Read the issues briefings conference delegates received in Political Action ...

UE News
Current Issue

   
Alesha Daughtry delivers warning of NAFTA expansion

Alesha Daughtry delivers warning of NAFTA expansion.

Among the questions put to each lawmaker visited by UE delegates was this one: "Can you give us the name and address of at least ONE new manufacturing facility that has opened in your state or Congressional district directly as a result of the 1993 passage of NAFTA?"

How Senators and Representatives responded said a lot about their views on free trade.

Sen. Patrick Leahy (D., Vt.) personally expressed the belief that NAFTA has allowed Vermont business to expand as a result of NAFTA. Rep. Tom Latham (R., Iowa) claimed that NAFTA’s gains to his state’s agricultural sector extended to new job creation in processing.

But not a single lawmaker could point to a single manufacturing facility that opened because of NAFTA.

When Sen. Tom Harkin (D., Iowa) saw the question, he laughed. "No, not a one," he told UE members.

"I can name 20 that have closed," said Mary Ann Richmond, aide to Sen. Russ Feingold (D., Wis.). Other aides and lawmakers from hard-hit industrial areas had similar reactions.

THE COST OF NAFTA

   
Local 893 members react to Rep. Tom Latham’s underwhelming response to their concerns

Local 893 members react to Rep. Tom Latham’s underwhelming response to their concerns. From left, Beth Austin, Sheila Van Osdel and Barb Adams.
+-------+
Required tasks:
1. In the UE News piece on NAFTA, what did Sen. Tom Harkin say to UE members when he saw the question about new manufacturing facilities?
2. Carry on the UE News piece on NAFTA from the point where it stops.

Given records:
+-------+
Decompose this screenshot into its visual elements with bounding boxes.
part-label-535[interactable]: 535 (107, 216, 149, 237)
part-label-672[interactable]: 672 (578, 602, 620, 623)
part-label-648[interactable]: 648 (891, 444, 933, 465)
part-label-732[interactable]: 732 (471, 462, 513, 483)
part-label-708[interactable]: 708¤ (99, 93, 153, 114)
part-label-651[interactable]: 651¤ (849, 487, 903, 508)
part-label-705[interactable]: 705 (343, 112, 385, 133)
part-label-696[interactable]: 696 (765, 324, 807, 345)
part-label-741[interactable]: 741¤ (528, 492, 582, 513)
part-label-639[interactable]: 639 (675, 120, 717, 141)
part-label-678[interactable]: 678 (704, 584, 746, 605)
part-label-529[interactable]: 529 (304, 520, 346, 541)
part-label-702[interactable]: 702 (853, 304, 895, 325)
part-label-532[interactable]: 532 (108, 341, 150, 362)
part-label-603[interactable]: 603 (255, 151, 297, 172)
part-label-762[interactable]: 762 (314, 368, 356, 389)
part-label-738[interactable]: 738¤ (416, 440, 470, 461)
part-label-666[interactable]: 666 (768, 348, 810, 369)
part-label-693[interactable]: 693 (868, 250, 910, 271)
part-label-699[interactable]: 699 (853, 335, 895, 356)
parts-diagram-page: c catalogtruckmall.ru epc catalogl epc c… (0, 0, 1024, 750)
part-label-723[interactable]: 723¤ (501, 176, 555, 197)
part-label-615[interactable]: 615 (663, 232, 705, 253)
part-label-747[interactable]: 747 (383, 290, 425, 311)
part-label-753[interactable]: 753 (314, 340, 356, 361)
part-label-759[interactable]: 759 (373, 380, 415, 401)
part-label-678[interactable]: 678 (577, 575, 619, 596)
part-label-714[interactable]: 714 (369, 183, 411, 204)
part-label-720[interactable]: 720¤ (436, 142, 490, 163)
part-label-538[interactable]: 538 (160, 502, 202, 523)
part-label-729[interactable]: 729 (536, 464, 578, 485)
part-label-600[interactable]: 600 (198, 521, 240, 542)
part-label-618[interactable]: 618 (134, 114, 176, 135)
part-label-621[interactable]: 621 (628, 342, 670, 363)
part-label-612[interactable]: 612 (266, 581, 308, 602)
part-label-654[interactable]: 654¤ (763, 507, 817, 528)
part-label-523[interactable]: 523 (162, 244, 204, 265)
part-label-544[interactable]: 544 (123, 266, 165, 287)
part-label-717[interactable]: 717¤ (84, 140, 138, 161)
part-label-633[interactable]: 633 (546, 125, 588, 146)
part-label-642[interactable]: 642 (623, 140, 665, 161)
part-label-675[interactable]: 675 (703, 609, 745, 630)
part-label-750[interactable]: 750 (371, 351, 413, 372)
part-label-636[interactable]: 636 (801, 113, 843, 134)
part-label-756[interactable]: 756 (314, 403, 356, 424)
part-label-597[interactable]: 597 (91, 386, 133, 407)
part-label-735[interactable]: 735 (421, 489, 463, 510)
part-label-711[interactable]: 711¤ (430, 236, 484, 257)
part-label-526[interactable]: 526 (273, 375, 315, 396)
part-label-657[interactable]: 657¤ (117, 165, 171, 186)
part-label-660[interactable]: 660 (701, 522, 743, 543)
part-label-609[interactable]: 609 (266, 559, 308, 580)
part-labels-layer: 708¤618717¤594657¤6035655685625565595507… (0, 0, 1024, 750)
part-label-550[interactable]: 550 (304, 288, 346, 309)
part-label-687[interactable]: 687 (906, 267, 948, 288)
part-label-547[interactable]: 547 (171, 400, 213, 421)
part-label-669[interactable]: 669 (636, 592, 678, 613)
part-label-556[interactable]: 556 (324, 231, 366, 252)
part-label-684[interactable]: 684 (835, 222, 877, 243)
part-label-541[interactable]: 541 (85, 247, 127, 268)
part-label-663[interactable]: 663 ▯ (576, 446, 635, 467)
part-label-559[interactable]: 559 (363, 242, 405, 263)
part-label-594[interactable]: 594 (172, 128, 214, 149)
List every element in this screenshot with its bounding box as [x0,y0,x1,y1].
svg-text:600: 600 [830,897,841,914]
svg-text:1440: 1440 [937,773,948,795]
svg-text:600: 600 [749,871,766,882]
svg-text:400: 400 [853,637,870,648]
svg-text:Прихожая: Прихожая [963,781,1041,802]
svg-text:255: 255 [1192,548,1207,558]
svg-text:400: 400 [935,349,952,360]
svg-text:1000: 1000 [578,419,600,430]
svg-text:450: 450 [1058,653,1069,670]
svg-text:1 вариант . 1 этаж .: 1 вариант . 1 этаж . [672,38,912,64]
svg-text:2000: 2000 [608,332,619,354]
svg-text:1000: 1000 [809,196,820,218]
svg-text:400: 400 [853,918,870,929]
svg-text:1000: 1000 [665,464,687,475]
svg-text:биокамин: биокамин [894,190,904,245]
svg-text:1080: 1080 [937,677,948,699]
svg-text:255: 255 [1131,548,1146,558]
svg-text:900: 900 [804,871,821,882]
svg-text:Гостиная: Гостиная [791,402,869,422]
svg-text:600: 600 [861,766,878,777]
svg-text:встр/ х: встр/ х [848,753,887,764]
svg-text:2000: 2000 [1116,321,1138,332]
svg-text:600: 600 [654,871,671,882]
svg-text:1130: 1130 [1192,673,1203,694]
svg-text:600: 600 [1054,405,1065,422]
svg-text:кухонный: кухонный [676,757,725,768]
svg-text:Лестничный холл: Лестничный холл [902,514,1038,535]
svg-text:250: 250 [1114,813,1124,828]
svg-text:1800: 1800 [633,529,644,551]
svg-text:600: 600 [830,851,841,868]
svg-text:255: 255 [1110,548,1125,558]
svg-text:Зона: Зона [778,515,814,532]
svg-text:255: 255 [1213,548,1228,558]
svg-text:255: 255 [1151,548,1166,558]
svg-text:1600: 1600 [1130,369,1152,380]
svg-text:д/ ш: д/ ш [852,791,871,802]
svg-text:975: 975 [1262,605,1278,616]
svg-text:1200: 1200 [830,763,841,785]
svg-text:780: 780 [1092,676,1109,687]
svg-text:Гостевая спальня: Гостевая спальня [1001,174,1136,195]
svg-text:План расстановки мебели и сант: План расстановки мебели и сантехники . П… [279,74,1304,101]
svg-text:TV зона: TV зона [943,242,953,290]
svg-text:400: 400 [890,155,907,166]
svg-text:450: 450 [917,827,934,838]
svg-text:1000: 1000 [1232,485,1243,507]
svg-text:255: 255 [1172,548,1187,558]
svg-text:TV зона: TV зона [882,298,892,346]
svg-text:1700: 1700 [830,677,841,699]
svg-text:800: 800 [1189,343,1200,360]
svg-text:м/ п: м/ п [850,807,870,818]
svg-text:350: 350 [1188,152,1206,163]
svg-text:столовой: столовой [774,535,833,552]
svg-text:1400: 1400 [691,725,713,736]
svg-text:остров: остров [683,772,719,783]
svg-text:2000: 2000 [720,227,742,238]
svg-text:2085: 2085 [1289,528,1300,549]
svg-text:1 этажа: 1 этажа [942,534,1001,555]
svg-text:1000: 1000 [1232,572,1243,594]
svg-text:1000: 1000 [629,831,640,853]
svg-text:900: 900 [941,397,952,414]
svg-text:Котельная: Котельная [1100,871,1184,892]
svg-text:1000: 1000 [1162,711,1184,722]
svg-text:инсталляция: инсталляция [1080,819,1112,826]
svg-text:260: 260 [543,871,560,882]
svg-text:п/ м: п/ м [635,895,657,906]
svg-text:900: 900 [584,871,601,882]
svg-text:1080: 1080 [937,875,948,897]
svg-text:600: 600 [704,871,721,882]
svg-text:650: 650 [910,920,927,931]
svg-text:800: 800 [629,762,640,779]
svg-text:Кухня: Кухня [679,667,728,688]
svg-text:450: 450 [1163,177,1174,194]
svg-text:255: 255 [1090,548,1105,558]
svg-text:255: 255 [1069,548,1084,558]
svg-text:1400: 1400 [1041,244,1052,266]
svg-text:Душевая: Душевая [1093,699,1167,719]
+-------+
Answers provided:
1. He laughed and said, "No, not a one."

2.
No doubt NAFTA created jobs — "most Americans have two or three of them," Alesha Daughtry told the Political Action Conference. The problem is that NAFTA cost the U.S. economy good jobs, while lowering living standards in Mexico and adding to an environmental nightmare along the border, she said.

An organizer with Public Citizen’s Global Trade Watch, Daughtry sounded a warning about the proposed Free Trade Area of the Americas (FTAA).

"NAFTA will be renegotiated, but not on our terms," advised Daughtry. Secret negotiations have been underway to expand NAFTA from Alaska to the southern tip of South America — and to greatly expand the power of corporations to control our lives. Affecting 650 million people and some $9 trillion in capital, FTAA would be the world’s largest free-market zone.

The FTAA will give business new incentive to move jobs, open up government services to privatization, and allow corporations to sue government to eliminate labor, environmental and consumer protections.

CORPORATE CONTROL
OF JOBS AND EDUCATION

"Not only will corporations control our jobs, but they will control how kids get educated," Daughtry said. Water services could be targeted for privatization, leaving corporations in control of access to ground water.

With the FTAA not scheduled to take effect until 2005, there is time to mobilize opposition, she said. A Hemispheric Day of Action will take place in Quebec April 21 as government leaders from throughout the Americas put the finishing touches on the FTAA.

Negotiations have taken place behind closed doors, without informing Congress of the details. "I bet your Representatives and Senators haven’t seen it," Daughtry said. That won’t stop the Bush Administration from pushing for "fast-track" negotiating authority to ram the deal through Congress, however.

   
Explaining the reality of working for a living ...

From right to left, Craig Miros, Local 714, and Sandy Coulter, Local 767, explain the reality of working for a living to an aide to Rep. Paul Gillmor.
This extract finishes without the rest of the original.